• [Task directions]
Read through the data and report every line in which the word "name" occurs.
┌──
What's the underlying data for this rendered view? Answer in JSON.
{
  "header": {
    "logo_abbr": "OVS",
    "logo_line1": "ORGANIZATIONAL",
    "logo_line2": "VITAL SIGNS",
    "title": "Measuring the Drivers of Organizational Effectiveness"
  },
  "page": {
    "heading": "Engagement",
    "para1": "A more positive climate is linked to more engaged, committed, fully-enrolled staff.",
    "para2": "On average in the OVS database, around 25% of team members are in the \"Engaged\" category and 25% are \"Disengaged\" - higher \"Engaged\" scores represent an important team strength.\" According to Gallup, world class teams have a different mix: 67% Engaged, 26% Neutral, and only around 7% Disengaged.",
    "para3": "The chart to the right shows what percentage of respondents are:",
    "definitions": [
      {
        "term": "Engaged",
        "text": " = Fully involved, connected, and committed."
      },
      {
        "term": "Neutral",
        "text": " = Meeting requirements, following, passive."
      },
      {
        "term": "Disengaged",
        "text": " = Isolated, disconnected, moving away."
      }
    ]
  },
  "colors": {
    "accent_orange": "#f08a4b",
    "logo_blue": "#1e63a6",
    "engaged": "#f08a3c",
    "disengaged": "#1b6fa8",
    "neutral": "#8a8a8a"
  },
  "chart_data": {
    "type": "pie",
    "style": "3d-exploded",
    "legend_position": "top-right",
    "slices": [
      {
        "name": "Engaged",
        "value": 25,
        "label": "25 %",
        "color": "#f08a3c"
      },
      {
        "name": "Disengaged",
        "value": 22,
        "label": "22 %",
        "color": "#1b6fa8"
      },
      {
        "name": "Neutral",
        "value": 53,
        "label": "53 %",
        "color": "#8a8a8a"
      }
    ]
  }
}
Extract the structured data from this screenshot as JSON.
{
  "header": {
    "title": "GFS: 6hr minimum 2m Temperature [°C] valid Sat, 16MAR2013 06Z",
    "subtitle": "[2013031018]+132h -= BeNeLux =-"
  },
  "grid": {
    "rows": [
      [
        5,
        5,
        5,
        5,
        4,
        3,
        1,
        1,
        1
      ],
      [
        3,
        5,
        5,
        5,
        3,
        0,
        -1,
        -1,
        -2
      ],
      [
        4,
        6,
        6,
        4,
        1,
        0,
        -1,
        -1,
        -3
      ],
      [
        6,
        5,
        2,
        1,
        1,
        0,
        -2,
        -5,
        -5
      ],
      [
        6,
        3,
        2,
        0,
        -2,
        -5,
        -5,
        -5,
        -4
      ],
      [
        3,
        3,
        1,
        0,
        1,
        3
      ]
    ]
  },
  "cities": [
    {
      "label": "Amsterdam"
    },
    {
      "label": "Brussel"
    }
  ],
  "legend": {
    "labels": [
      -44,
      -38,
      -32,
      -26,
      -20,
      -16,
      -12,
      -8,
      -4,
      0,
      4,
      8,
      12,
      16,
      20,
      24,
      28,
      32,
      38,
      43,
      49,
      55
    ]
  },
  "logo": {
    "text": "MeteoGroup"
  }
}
└──
• [Solution]
        "name": "Engaged",
        "name": "Disengaged",
        "name": "Neutral",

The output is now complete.